### Requirement
Read through the data and report every line in which the word "name" occurs.

### Recorded data
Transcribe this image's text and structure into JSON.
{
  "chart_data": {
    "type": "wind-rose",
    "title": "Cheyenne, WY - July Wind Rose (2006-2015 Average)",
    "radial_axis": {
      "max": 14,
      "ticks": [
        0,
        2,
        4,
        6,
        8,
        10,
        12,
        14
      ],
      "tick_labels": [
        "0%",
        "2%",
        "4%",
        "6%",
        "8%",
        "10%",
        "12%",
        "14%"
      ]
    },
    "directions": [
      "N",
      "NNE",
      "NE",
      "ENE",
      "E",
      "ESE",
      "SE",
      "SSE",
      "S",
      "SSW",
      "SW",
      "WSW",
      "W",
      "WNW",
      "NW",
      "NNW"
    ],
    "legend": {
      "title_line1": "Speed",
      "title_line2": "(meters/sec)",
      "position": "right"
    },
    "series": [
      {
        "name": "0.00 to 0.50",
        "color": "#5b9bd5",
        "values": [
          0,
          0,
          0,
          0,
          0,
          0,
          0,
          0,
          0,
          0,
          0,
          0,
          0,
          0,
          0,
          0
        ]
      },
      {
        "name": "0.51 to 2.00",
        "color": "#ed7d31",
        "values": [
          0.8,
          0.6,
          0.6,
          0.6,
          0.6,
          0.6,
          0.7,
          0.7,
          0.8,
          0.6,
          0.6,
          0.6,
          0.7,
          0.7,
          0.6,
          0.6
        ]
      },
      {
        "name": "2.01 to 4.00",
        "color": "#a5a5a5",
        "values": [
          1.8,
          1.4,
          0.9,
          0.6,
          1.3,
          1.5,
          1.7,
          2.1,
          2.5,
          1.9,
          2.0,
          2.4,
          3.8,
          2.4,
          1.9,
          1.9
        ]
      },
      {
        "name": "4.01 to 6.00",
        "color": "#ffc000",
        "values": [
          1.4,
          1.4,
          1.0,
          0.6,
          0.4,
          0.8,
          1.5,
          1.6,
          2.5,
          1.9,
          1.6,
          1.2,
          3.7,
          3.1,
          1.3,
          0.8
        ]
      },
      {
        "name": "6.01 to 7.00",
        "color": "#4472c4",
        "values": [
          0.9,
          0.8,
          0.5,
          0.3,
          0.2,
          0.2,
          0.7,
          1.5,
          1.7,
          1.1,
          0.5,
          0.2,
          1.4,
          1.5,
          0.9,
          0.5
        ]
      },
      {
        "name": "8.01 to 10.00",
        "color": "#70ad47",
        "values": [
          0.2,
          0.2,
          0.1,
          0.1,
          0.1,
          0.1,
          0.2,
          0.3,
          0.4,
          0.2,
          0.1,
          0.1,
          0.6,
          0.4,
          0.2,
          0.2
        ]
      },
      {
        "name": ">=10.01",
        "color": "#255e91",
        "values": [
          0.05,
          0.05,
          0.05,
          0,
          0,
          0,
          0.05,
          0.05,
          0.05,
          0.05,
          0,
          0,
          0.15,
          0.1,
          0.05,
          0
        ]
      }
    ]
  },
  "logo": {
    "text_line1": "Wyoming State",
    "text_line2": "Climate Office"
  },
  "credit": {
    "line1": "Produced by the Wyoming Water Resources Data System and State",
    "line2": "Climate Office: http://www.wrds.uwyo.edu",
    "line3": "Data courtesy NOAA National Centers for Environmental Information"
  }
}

### Task output
        "name": "0.00 to 0.50",
        "name": "0.51 to 2.00",
        "name": "2.01 to 4.00",
        "name": "4.01 to 6.00",
        "name": "6.01 to 7.00",
        "name": "8.01 to 10.00",
        "name": ">=10.01",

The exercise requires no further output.